TASK DIRECTIONS — Please rewrite the material below as a JSON list of strings, one string per line, skipping blank lines and covering all of the material. Leave the pictures out of your answer.

────────

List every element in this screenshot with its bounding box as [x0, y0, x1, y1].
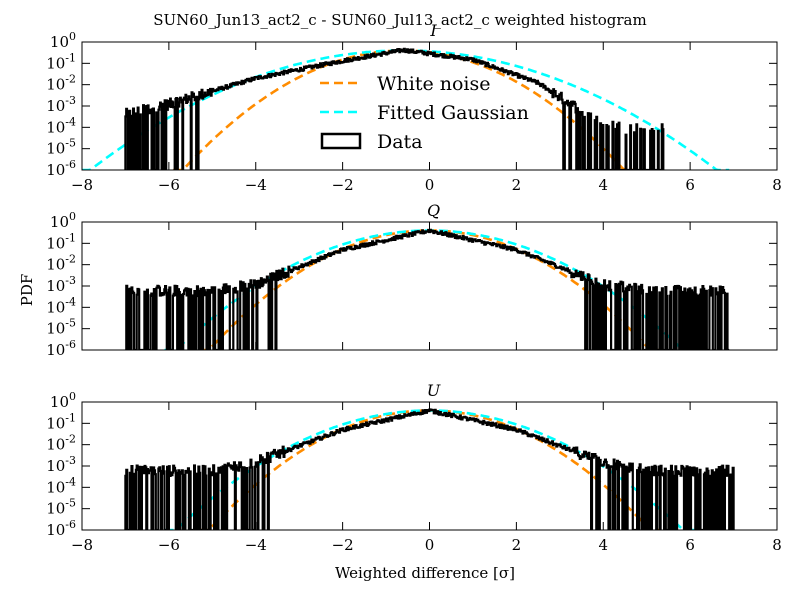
panel-title-2: U — [427, 381, 441, 400]
legend-label: Data — [377, 131, 423, 153]
x-tick-label: 0 — [425, 176, 435, 194]
y-tick-label: 10-5 — [46, 497, 76, 518]
x-tick-label: −2 — [332, 536, 354, 554]
y-tick-label: 10-4 — [46, 115, 76, 136]
x-tick-label: −4 — [245, 536, 267, 554]
x-tick-label: −6 — [158, 536, 180, 554]
y-tick-label: 10-1 — [46, 411, 76, 432]
y-tick-label: 100 — [50, 210, 76, 231]
y-tick-label: 10-6 — [46, 338, 76, 359]
x-tick-label: 6 — [685, 176, 695, 194]
x-tick-label: −4 — [245, 176, 267, 194]
y-tick-label: 10-1 — [46, 231, 76, 252]
x-tick-label: −2 — [332, 176, 354, 194]
panel-title-0: I — [429, 21, 437, 40]
y-tick-label: 10-5 — [46, 317, 76, 338]
x-tick-label: 8 — [772, 536, 782, 554]
y-tick-label: 10-3 — [46, 454, 76, 475]
legend-label: White noise — [377, 73, 491, 95]
panel-title-1: Q — [427, 201, 440, 220]
x-axis-label: Weighted difference [σ] — [335, 564, 515, 582]
x-tick-label: 4 — [598, 536, 608, 554]
y-axis-label: PDF — [18, 274, 36, 307]
y-tick-label: 100 — [50, 30, 76, 51]
panel-0: −8 −6 −4 −2 0 2 4 6 8 10-610-510-410-310-210-1100… — [46, 21, 782, 194]
x-tick-label: 0 — [425, 536, 435, 554]
y-tick-label: 10-2 — [46, 253, 76, 274]
legend-swatch-data — [320, 132, 362, 150]
legend-label: Fitted Gaussian — [377, 102, 529, 124]
legend: White noise Fitted Gaussian Data — [320, 73, 529, 153]
y-tick-label: 10-2 — [46, 433, 76, 454]
x-tick-label: 8 — [772, 176, 782, 194]
y-tick-label: 100 — [50, 390, 76, 411]
x-tick-label: 6 — [685, 536, 695, 554]
panel-2: −8 −6 −4 −2 0 2 4 6 8 10-610-510-410-310-210-1100… — [46, 381, 782, 554]
x-tick-label: −8 — [71, 176, 93, 194]
x-tick-label: −6 — [158, 176, 180, 194]
y-tick-label: 10-5 — [46, 137, 76, 158]
y-tick-label: 10-6 — [46, 518, 76, 539]
panels-group: −8 −6 −4 −2 0 2 4 6 810-610-510-410-310-210-1100… — [46, 21, 782, 554]
x-tick-label: −8 — [71, 536, 93, 554]
series-data-histogram-0 — [124, 47, 665, 170]
x-tick-label: 4 — [598, 176, 608, 194]
y-tick-label: 10-1 — [46, 51, 76, 72]
x-tick-label: 2 — [512, 536, 522, 554]
y-tick-label: 10-6 — [46, 158, 76, 179]
y-tick-label: 10-3 — [46, 274, 76, 295]
figure-title: SUN60_Jun13_act2_c - SUN60_Jul13_act2_c … — [153, 11, 646, 29]
y-tick-label: 10-2 — [46, 73, 76, 94]
plot-area-1 — [125, 228, 730, 350]
y-tick-label: 10-4 — [46, 295, 76, 316]
y-tick-label: 10-3 — [46, 94, 76, 115]
plot-area-0 — [82, 47, 730, 170]
series-data-histogram-1 — [125, 228, 730, 350]
x-tick-label: 2 — [512, 176, 522, 194]
y-tick-label: 10-4 — [46, 475, 76, 496]
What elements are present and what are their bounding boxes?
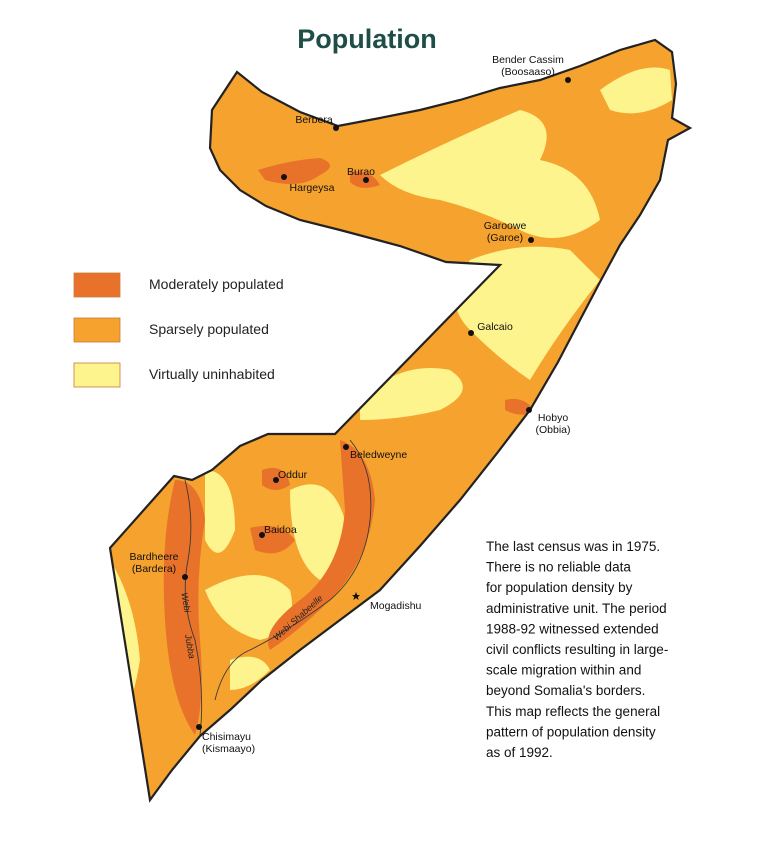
city-name: Hargeysa	[290, 182, 335, 194]
note-line: as of 1992.	[486, 745, 553, 760]
city-alt-name: (Kismaayo)	[202, 743, 255, 755]
legend-label: Moderately populated	[149, 276, 284, 292]
city-dot	[528, 237, 534, 243]
city-name: Mogadishu	[370, 600, 422, 612]
river-label: Webi	[179, 592, 193, 615]
city-name: Baidoa	[264, 524, 297, 536]
city-name: Galcaio	[477, 321, 513, 333]
city-name: Berbera	[295, 114, 333, 126]
city-dot	[343, 444, 349, 450]
city-alt-name: (Boosaaso)	[501, 66, 555, 78]
city-alt-name: (Garoe)	[487, 232, 523, 244]
city-dot	[565, 77, 571, 83]
legend-label: Virtually uninhabited	[149, 366, 275, 382]
title: Population	[297, 24, 436, 54]
note-line: administrative unit. The period	[486, 601, 667, 616]
city-name: Hobyo	[538, 412, 569, 424]
note-line: scale migration within and	[486, 663, 641, 678]
note-line: beyond Somalia's borders.	[486, 683, 645, 698]
river-label: Jubba	[183, 633, 197, 660]
note-line: pattern of population density	[486, 724, 656, 739]
note-line: civil conflicts resulting in large-	[486, 642, 668, 657]
note-line: 1988-92 witnessed extended	[486, 621, 659, 636]
legend-label: Sparsely populated	[149, 321, 269, 337]
city-dot	[363, 177, 369, 183]
city-name: Garoowe	[484, 220, 527, 232]
city-name: Bender Cassim	[492, 54, 564, 66]
rivers	[184, 439, 372, 736]
city-name: Beledweyne	[350, 449, 407, 461]
legend-swatch	[73, 362, 121, 388]
city-dot	[281, 174, 287, 180]
city-name: Chisimayu	[202, 731, 251, 743]
note-line: The last census was in 1975.	[486, 539, 660, 554]
city-name: Bardheere	[129, 551, 178, 563]
city-dot	[468, 330, 474, 336]
city-dot	[273, 477, 279, 483]
note-line: This map reflects the general	[486, 704, 660, 719]
city-dot	[333, 125, 339, 131]
city-alt-name: (Bardera)	[132, 563, 176, 575]
note-line: There is no reliable data	[486, 560, 631, 575]
city-name: Oddur	[278, 469, 308, 481]
city-alt-name: (Obbia)	[535, 424, 570, 436]
city-star	[352, 592, 360, 600]
legend-swatch	[73, 317, 121, 343]
city-dot	[196, 724, 202, 730]
note-line: for population density by	[486, 580, 633, 595]
city-dot	[259, 532, 265, 538]
legend-swatch	[73, 272, 121, 298]
city-name: Burao	[347, 166, 375, 178]
city-dot	[182, 574, 188, 580]
city-dot	[526, 407, 532, 413]
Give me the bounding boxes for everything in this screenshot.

────────

EXERCISE OUTPUT —
[
  "List every element in this screenshot with its bounding box as [x0, y0, x1, y1].",
  "panel-title-2: U — [427, 381, 441, 400]",
  "legend-label: Data — [377, 131, 423, 153]",
  "x-tick-label: 0 — [425, 176, 435, 194]",
  "y-tick-label: 10-5 — [46, 497, 76, 518]",
  "x-tick-label: −2 — [332, 536, 354, 554]",
  "y-tick-label: 10-4 — [46, 115, 76, 136]",
  "x-tick-label: −4 — [245, 536, 267, 554]",
  "x-tick-label: −6 — [158, 536, 180, 554]",
  "y-tick-label: 10-1 — [46, 411, 76, 432]",
  "y-tick-label: 100 — [50, 210, 76, 231]",
  "y-tick-label: 10-6 — [46, 338, 76, 359]",
  "x-tick-label: 6 — [685, 176, 695, 194]",
  "x-tick-label: −4 — [245, 176, 267, 194]",
  "y-tick-label: 10-1 — [46, 231, 76, 252]",
  "x-tick-label: −2 — [332, 176, 354, 194]",
  "panel-title-0: I — [429, 21, 437, 40]",
  "y-tick-label: 10-5 — [46, 317, 76, 338]",
  "x-tick-label: 8 — [772, 536, 782, 554]",
  "y-tick-label: 10-3 — [46, 454, 76, 475]",
  "legend-label: White noise — [377, 73, 491, 95]",
  "panel-title-1: Q — [427, 201, 440, 220]",
  "x-axis-label: Weighted difference [σ] — [335, 564, 515, 582]",
  "x-tick-label: 4 — [598, 536, 608, 554]",
  "y-axis-label: PDF — [18, 274, 36, 307]",
  "y-tick-label: 100 — [50, 30, 76, 51]",
  "panel-0: −8 −6 −4 −2 0 2 4 6 8 10-610-510-410-310-210-1100… — [46, 21, 782, 194]",
  "x-tick-label: 0 — [425, 536, 435, 554]",
  "y-tick-label: 10-2 — [46, 253, 76, 274]",
  "legend-swatch-data — [320, 132, 362, 150]",
  "legend-label: Fitted Gaussian — [377, 102, 529, 124]",
  "legend: White noise Fitted Gaussian Data — [320, 73, 529, 153]",
  "y-tick-label: 10-2 — [46, 433, 76, 454]",
  "x-tick-label: 8 — [772, 176, 782, 194]",
  "y-tick-label: 100 — [50, 390, 76, 411]",
  "x-tick-label: 6 — [685, 536, 695, 554]",
  "panel-2: −8 −6 −4 −2 0 2 4 6 8 10-610-510-410-310-210-1100… — [46, 381, 782, 554]",
  "x-tick-label: −8 — [71, 176, 93, 194]",
  "x-tick-label: −6 — [158, 176, 180, 194]",
  "y-tick-label: 10-5 — [46, 137, 76, 158]",
  "y-tick-label: 10-6 — [46, 518, 76, 539]",
  "panels-group: −8 −6 −4 −2 0 2 4 6 810-610-510-410-310-210-1100… — [46, 21, 782, 554]",
  "x-tick-label: −8 — [71, 536, 93, 554]",
  "series-data-histogram-0 — [124, 47, 665, 170]",
  "x-tick-label: 4 — [598, 176, 608, 194]",
  "y-tick-label: 10-1 — [46, 51, 76, 72]",
  "x-tick-label: 2 — [512, 536, 522, 554]",
  "y-tick-label: 10-6 — [46, 158, 76, 179]",
  "y-tick-label: 10-3 — [46, 274, 76, 295]",
  "figure-title: SUN60_Jun13_act2_c - SUN60_Jul13_act2_c … — [153, 11, 646, 29]",
  "y-tick-label: 10-2 — [46, 73, 76, 94]",
  "plot-area-1 — [125, 228, 730, 350]",
  "y-tick-label: 10-4 — [46, 295, 76, 316]",
  "y-tick-label: 10-3 — [46, 94, 76, 115]",
  "plot-area-0 — [82, 47, 730, 170]",
  "series-data-histogram-1 — [125, 228, 730, 350]",
  "x-tick-label: 2 — [512, 176, 522, 194]",
  "y-tick-label: 10-4 — [46, 475, 76, 496]",
  "What elements are present and what are their bounding boxes?",
  "city-name: Hargeysa\t[290, 182, 335, 194]",
  "note-line: as of 1992.\t[486, 745, 553, 760]",
  "city-alt-name: (Kismaayo)\t[202, 743, 255, 755]",
  "legend-label: Moderately populated\t[149, 276, 284, 292]",
  "city-dot\t[528, 237, 534, 243]",
  "city-name: Mogadishu\t[370, 600, 422, 612]",
  "river-label: Webi\t[179, 592, 193, 615]",
  "city-name: Baidoa\t[264, 524, 297, 536]",
  "city-name: Galcaio\t[477, 321, 513, 333]",
  "city-name: Berbera\t[295, 114, 333, 126]",
  "city-dot\t[343, 444, 349, 450]",
  "city-alt-name: (Boosaaso)\t[501, 66, 555, 78]",
  "city-alt-name: (Garoe)\t[487, 232, 523, 244]",
  "city-dot\t[565, 77, 571, 83]",
  "legend-label: Virtually uninhabited\t[149, 366, 275, 382]",
  "title: Population\t[297, 24, 436, 54]",
  "note-line: administrative unit. The period\t[486, 601, 667, 616]",
  "city-name: Hobyo\t[538, 412, 569, 424]",
  "note-line: scale migration within and\t[486, 663, 641, 678]",
  "note-line: beyond Somalia's borders.\t[486, 683, 645, 698]",
  "river-label: Jubba\t[183, 633, 197, 660]",
  "note-line: pattern of population density\t[486, 724, 656, 739]",
  "note-line: civil conflicts resulting in large-\t[486, 642, 668, 657]",
  "note-line: 1988-92 witnessed extended\t[486, 621, 659, 636]",
  "legend-label: Sparsely populated\t[149, 321, 269, 337]",
  "city-dot\t[363, 177, 369, 183]",
  "city-name: Garoowe\t[484, 220, 527, 232]",
  "city-name: Bender Cassim\t[492, 54, 564, 66]",
  "rivers\t[184, 439, 372, 736]",
  "city-name: Beledweyne\t[350, 449, 407, 461]",
  "legend-swatch\t[73, 362, 121, 388]",
  "city-dot\t[281, 174, 287, 180]",
  "city-name: Chisimayu\t[202, 731, 251, 743]",
  "note-line: The last census was in 1975.\t[486, 539, 660, 554]",
  "city-name: Bardheere\t[129, 551, 178, 563]",
  "city-dot\t[468, 330, 474, 336]",
  "city-dot\t[273, 477, 279, 483]",
  "note-line: This map reflects the general\t[486, 704, 660, 719]",
  "city-dot\t[333, 125, 339, 131]",
  "city-alt-name: (Bardera)\t[132, 563, 176, 575]",
  "note-line: There is no reliable data\t[486, 560, 631, 575]",
  "city-name: Oddur\t[278, 469, 308, 481]",
  "city-alt-name: (Obbia)\t[535, 424, 570, 436]",
  "city-star\t[352, 592, 360, 600]",
  "legend-swatch\t[73, 317, 121, 343]",
  "city-dot\t[196, 724, 202, 730]",
  "note-line: for population density by\t[486, 580, 633, 595]",
  "city-dot\t[259, 532, 265, 538]",
  "legend-swatch\t[73, 272, 121, 298]",
  "city-name: Burao\t[347, 166, 375, 178]",
  "city-dot\t[182, 574, 188, 580]",
  "city-dot\t[526, 407, 532, 413]",
  "Give me the bounding boxes for everything in this screenshot."
]